**BRIEF**
Going through the material below, please gather all lines with the word "title" in them.

[start of ENTRIES PROVIDED]

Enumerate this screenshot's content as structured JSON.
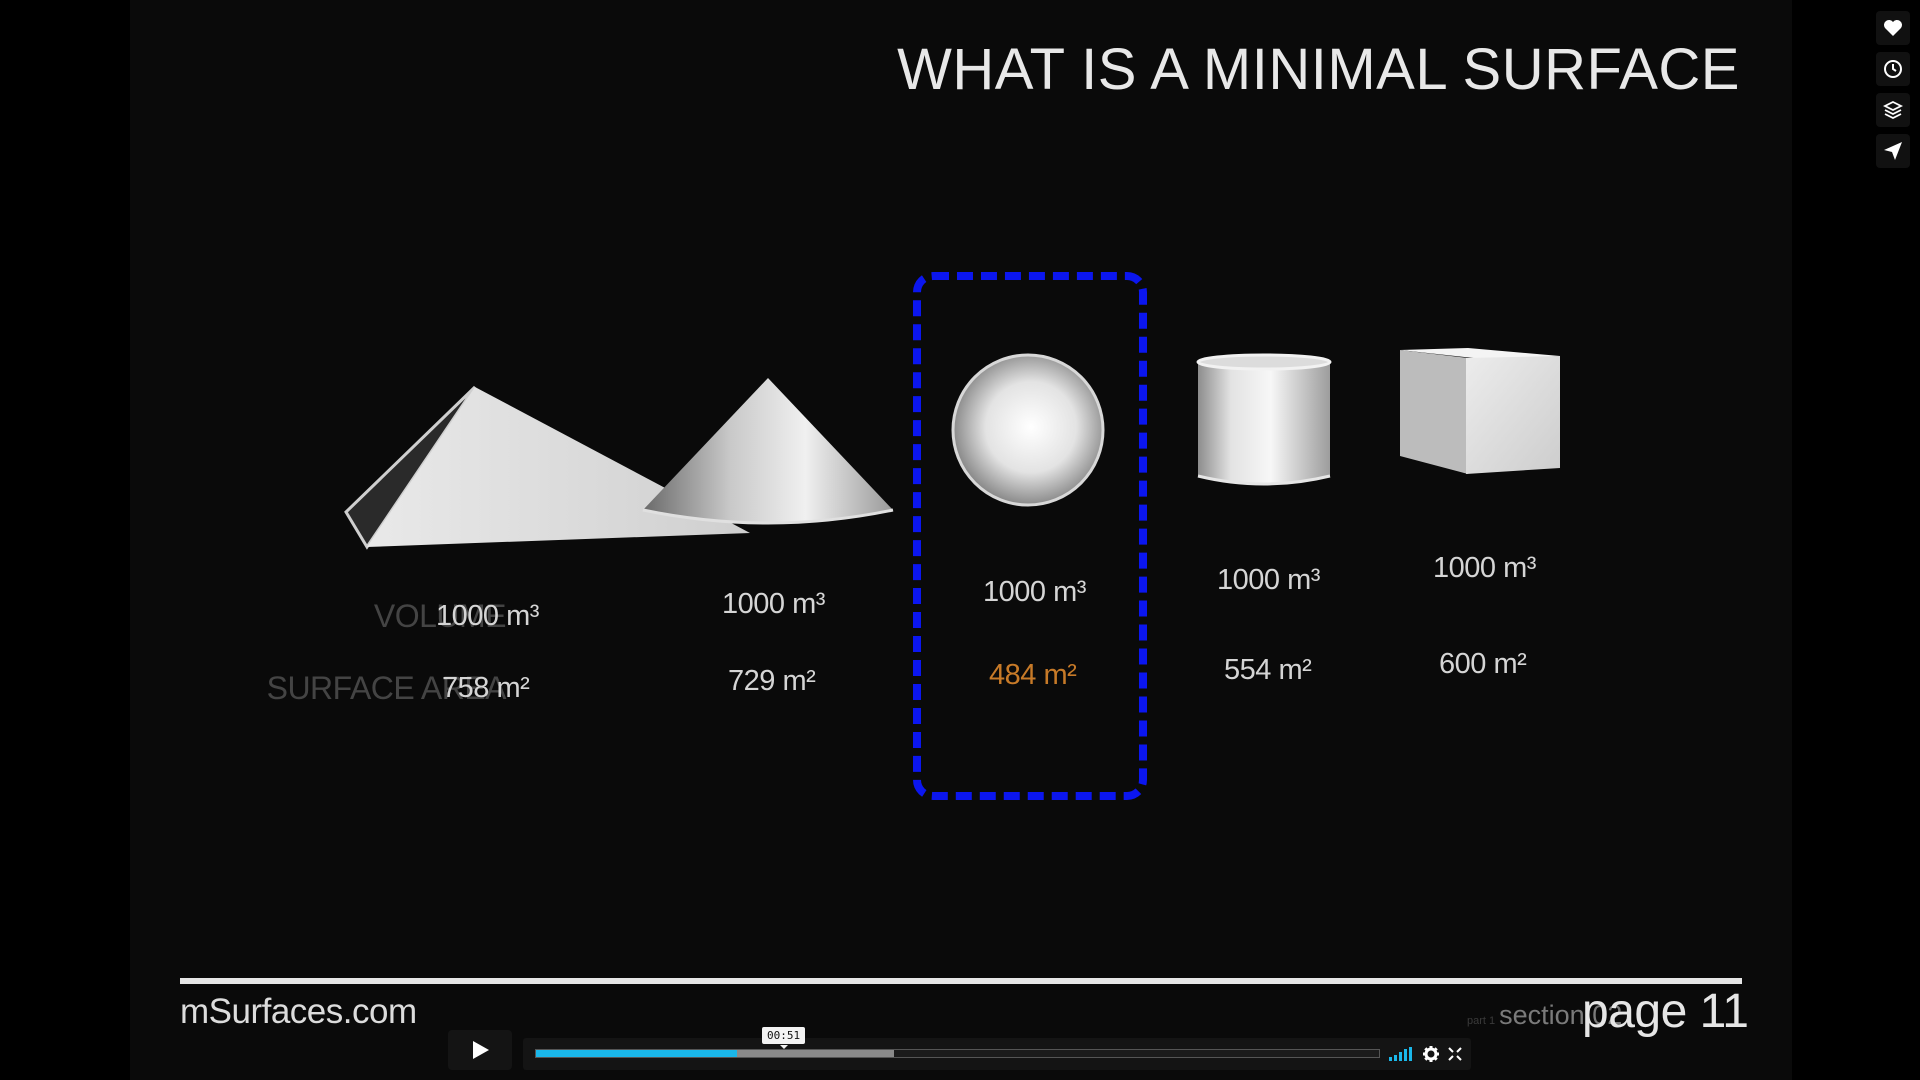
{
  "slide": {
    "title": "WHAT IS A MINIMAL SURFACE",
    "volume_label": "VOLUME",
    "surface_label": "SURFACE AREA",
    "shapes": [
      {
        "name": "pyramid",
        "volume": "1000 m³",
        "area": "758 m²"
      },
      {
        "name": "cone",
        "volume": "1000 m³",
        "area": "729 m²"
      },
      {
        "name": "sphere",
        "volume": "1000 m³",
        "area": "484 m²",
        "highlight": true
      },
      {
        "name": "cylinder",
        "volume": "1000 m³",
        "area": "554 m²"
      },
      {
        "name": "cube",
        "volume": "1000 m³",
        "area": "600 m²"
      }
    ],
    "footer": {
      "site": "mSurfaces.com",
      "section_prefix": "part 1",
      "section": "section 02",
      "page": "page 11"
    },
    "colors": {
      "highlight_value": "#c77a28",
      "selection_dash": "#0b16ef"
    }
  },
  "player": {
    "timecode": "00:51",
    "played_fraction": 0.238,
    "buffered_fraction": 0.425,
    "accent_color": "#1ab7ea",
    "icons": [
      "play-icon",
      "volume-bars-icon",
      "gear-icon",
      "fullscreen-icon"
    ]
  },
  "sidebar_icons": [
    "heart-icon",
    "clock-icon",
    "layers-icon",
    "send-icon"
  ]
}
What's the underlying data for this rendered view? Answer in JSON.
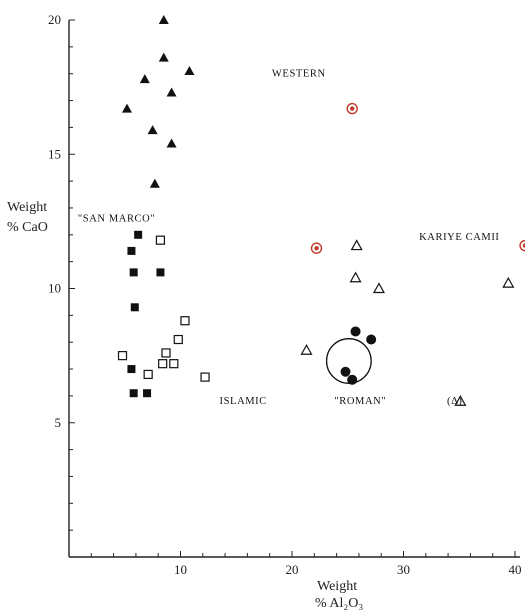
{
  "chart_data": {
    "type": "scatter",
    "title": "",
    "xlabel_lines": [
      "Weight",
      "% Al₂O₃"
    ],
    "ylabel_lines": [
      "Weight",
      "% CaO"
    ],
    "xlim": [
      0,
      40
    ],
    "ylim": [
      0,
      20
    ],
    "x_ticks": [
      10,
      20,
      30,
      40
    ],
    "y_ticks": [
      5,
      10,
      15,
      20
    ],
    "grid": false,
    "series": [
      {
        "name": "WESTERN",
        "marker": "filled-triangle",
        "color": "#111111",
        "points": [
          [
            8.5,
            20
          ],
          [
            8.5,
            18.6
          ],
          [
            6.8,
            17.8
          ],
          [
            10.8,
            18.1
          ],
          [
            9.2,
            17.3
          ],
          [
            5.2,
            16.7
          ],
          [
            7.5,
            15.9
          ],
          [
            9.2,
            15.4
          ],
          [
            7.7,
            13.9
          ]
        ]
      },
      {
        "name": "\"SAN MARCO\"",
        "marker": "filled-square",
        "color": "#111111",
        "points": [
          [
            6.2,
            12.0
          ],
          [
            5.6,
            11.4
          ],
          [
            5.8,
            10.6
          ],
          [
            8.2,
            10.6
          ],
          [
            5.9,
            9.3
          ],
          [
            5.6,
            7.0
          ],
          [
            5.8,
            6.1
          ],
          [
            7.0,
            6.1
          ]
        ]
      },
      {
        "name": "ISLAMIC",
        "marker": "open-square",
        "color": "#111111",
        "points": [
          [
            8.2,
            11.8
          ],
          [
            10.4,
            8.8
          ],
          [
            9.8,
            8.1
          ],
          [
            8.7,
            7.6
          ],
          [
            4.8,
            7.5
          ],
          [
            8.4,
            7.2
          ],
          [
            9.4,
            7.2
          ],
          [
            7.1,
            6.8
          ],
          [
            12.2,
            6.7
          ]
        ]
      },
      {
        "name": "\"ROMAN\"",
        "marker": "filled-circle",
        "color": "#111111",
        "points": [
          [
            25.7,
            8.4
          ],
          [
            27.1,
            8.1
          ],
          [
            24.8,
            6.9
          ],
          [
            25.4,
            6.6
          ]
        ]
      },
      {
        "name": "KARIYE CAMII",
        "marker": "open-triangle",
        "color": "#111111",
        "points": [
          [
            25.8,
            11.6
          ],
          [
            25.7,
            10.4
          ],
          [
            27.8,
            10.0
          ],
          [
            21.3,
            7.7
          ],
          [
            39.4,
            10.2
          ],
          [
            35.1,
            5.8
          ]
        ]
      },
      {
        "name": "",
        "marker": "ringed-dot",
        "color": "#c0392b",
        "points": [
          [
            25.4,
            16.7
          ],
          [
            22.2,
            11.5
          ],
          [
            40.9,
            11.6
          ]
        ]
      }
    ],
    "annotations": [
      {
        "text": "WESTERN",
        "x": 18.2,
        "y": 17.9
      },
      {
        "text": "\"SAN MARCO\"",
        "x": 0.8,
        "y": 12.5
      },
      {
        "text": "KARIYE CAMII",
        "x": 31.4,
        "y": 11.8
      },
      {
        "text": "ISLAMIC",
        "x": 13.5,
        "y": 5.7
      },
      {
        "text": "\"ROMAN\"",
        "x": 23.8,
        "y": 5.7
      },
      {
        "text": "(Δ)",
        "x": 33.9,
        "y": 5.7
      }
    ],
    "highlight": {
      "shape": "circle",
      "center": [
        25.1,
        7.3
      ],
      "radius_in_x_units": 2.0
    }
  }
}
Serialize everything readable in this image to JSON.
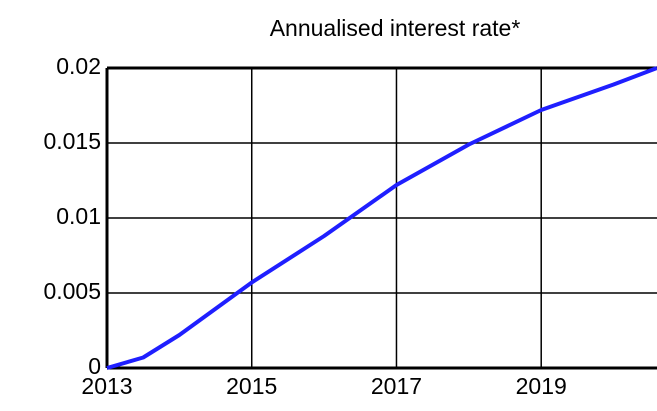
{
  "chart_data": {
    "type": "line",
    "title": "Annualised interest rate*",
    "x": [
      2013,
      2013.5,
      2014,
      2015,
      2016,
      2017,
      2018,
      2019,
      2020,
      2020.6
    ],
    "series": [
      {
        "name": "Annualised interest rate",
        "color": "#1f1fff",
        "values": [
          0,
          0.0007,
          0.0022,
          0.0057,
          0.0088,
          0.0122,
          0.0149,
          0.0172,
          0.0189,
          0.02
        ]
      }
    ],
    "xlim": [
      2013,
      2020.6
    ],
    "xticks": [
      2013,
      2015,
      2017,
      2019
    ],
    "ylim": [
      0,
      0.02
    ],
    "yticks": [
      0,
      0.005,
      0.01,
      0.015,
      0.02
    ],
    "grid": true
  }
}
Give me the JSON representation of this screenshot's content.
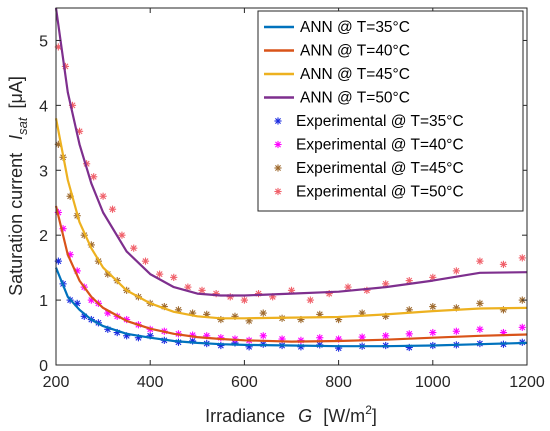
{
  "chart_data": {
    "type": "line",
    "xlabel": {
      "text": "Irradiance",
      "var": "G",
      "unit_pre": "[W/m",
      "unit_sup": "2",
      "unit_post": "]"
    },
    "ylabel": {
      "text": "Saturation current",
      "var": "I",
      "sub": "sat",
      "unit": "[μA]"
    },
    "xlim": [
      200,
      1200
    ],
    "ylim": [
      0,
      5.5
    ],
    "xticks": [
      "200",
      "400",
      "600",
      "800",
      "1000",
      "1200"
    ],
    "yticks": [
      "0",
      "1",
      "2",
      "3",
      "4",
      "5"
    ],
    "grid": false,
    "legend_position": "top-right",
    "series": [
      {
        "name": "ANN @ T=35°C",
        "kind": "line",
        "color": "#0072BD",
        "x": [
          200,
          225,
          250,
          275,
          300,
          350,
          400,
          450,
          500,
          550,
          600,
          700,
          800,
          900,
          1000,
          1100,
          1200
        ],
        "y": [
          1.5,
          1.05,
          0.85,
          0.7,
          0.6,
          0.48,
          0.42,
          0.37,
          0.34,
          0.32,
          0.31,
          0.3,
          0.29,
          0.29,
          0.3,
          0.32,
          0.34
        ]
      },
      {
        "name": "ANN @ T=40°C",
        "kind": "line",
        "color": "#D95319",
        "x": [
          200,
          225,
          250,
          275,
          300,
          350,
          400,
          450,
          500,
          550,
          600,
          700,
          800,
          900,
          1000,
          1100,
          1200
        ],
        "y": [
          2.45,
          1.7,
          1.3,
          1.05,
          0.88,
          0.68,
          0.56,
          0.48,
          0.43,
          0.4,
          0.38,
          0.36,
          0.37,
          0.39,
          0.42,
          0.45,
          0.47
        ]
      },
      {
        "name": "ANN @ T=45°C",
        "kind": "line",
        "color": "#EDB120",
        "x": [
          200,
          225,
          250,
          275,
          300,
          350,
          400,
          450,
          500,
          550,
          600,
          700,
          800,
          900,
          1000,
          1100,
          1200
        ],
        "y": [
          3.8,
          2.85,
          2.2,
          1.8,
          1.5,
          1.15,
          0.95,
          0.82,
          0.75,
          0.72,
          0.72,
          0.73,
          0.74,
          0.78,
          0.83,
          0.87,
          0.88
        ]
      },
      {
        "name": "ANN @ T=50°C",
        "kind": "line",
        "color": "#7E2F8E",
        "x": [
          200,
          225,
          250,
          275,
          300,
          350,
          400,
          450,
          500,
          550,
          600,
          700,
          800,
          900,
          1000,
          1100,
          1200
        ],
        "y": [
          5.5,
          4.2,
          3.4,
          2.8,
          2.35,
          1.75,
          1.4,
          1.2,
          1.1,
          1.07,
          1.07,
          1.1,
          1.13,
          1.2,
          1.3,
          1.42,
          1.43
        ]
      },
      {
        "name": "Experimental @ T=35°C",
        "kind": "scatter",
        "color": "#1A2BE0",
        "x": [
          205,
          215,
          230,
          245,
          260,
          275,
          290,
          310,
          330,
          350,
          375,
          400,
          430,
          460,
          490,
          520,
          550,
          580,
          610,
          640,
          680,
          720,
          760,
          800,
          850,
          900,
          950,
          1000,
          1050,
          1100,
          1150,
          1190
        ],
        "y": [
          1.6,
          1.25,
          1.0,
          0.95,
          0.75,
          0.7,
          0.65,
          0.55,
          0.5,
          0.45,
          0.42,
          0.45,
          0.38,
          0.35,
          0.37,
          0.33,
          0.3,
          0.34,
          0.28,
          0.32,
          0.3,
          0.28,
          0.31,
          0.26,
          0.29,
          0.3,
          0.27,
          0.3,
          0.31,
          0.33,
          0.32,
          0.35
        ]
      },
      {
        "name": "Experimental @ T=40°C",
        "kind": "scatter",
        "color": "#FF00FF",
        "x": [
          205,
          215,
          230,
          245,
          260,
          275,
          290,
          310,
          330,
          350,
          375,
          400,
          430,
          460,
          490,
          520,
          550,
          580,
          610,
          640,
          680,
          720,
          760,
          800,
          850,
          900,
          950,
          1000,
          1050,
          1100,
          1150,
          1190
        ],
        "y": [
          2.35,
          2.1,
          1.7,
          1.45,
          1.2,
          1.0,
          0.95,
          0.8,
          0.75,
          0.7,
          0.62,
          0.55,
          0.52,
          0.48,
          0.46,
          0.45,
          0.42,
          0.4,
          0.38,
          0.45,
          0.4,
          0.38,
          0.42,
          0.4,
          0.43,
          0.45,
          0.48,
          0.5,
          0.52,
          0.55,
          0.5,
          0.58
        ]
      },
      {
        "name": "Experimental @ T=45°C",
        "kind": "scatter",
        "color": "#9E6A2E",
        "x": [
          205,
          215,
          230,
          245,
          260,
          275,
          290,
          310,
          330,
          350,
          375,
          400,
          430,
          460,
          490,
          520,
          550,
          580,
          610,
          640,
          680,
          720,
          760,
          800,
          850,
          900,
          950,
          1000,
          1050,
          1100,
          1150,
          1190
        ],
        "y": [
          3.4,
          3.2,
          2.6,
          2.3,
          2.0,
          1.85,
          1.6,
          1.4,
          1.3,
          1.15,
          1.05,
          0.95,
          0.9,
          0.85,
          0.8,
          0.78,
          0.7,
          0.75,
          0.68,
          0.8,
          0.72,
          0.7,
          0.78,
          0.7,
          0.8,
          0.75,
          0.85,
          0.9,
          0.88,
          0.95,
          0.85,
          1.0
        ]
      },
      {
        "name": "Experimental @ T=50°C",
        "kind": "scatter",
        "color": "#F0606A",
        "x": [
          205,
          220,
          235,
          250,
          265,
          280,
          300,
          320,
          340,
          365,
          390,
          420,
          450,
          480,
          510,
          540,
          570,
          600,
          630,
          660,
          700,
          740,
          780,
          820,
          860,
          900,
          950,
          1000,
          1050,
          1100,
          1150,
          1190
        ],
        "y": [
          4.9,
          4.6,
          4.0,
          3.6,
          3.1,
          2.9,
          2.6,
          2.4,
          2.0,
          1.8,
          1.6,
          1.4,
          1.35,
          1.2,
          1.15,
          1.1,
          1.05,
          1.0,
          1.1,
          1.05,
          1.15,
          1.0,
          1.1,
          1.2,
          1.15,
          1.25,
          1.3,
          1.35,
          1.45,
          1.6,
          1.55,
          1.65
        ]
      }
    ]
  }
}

[end of ENTRIES PROVIDED]

**REPLY**
    "title": "WHAT IS A MINIMAL SURFACE",
    "title": "",
    "title": "Annualised interest rate*",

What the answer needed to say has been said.